Transcribe all of the data exactly. Omit the pictures.

GIVEN RECORDS:

◇ ◇ ◇ ◇

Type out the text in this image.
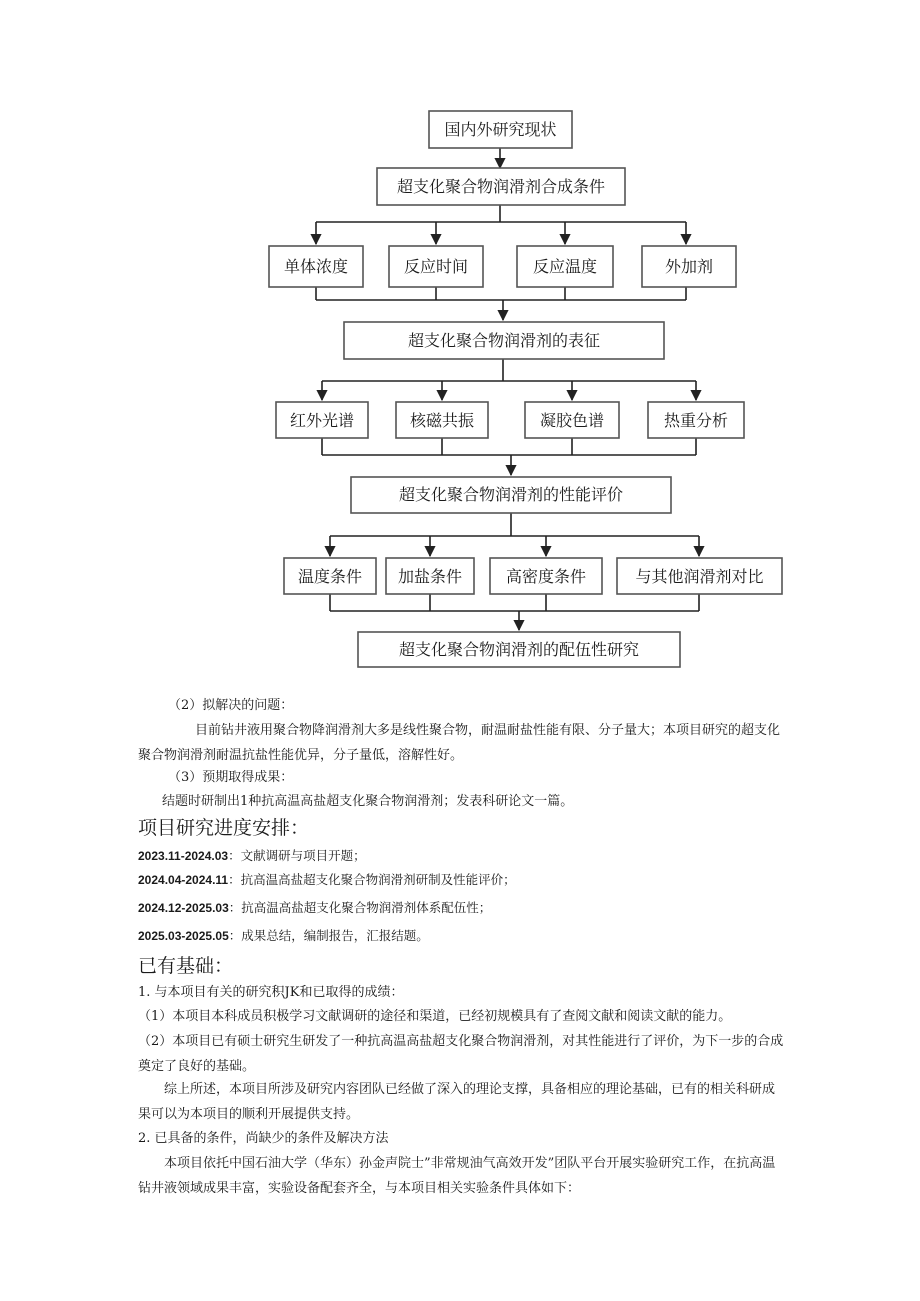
国内外研究现状
超支化聚合物润滑剂合成条件
单体浓度	反应时间	反应温度	外加剂
超支化聚合物润滑剂的表征
红外光谱	核磁共振	凝胶色谱	热重分析
超支化聚合物润滑剂的性能评价
温度条件 加盐条件	高密度条件	与其他润滑剂对比
超支化聚合物润滑剂的配伍性研究
（2）拟解决的问题：
目前钻井液用聚合物降润滑剂大多是线性聚合物，耐温耐盐性能有限、分子量大；本项目研究的超支化聚合物润滑剂耐温抗盐性能优异，分子量低，溶解性好。
（3）预期取得成果：
结题时研制出1种抗高温高盐超支化聚合物润滑剂；发表科研论文一篇。
项目研究进度安排：
2023.11-2024.03：文献调研与项目开题；
2024.04-2024.11：抗高温高盐超支化聚合物润滑剂研制及性能评价；
2024.12-2025.03：抗高温高盐超支化聚合物润滑剂体系配伍性；
2025.03-2025.05：成果总结，编制报告，汇报结题。
已有基础：
1. 与本项目有关的研究积JK和已取得的成绩：
（1）本项目本科成员积极学习文献调研的途径和渠道，已经初规模具有了查阅文献和阅读文献的能力。
（2）本项目已有硕士研究生研发了一种抗高温高盐超支化聚合物润滑剂，对其性能进行了评价，为下一步的合成奠定了良好的基础。
综上所述，本项目所涉及研究内容团队已经做了深入的理论支撑，具备相应的理论基础，已有的相关科研成果可以为本项目的顺利开展提供支持。
2. 已具备的条件，尚缺少的条件及解决方法
本项目依托中国石油大学（华东）孙金声院士”非常规油气高效开发”团队平台开展实验研究工作，在抗高温钻井液领域成果丰富，实验设备配套齐全，与本项目相关实验条件具体如下：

◇ ◇ ◇ ◇

TASK RESPONSE:
Type out the text in this image.
国内外研究现状
超支化聚合物润滑剂合成条件
单体浓度	反应时间	反应温度	外加剂
超支化聚合物润滑剂的表征
红外光谱	核磁共振	凝胶色谱	热重分析
超支化聚合物润滑剂的性能评价
温度条件 加盐条件	高密度条件	与其他润滑剂对比
超支化聚合物润滑剂的配伍性研究
（2）拟解决的问题：
目前钻井液用聚合物降润滑剂大多是线性聚合物，耐温耐盐性能有限、分子量大；本项目研究的超支化聚合物润滑剂耐温抗盐性能优异，分子量低，溶解性好。
（3）预期取得成果：
结题时研制出1种抗高温高盐超支化聚合物润滑剂；发表科研论文一篇。
项目研究进度安排：
2023.11-2024.03：文献调研与项目开题；
2024.04-2024.11：抗高温高盐超支化聚合物润滑剂研制及性能评价；
2024.12-2025.03：抗高温高盐超支化聚合物润滑剂体系配伍性；
2025.03-2025.05：成果总结，编制报告，汇报结题。
已有基础：
1. 与本项目有关的研究积JK和已取得的成绩：
（1）本项目本科成员积极学习文献调研的途径和渠道，已经初规模具有了查阅文献和阅读文献的能力。
（2）本项目已有硕士研究生研发了一种抗高温高盐超支化聚合物润滑剂，对其性能进行了评价，为下一步的合成奠定了良好的基础。
综上所述，本项目所涉及研究内容团队已经做了深入的理论支撑，具备相应的理论基础，已有的相关科研成果可以为本项目的顺利开展提供支持。
2. 已具备的条件，尚缺少的条件及解决方法
本项目依托中国石油大学（华东）孙金声院士”非常规油气高效开发”团队平台开展实验研究工作，在抗高温钻井液领域成果丰富，实验设备配套齐全，与本项目相关实验条件具体如下：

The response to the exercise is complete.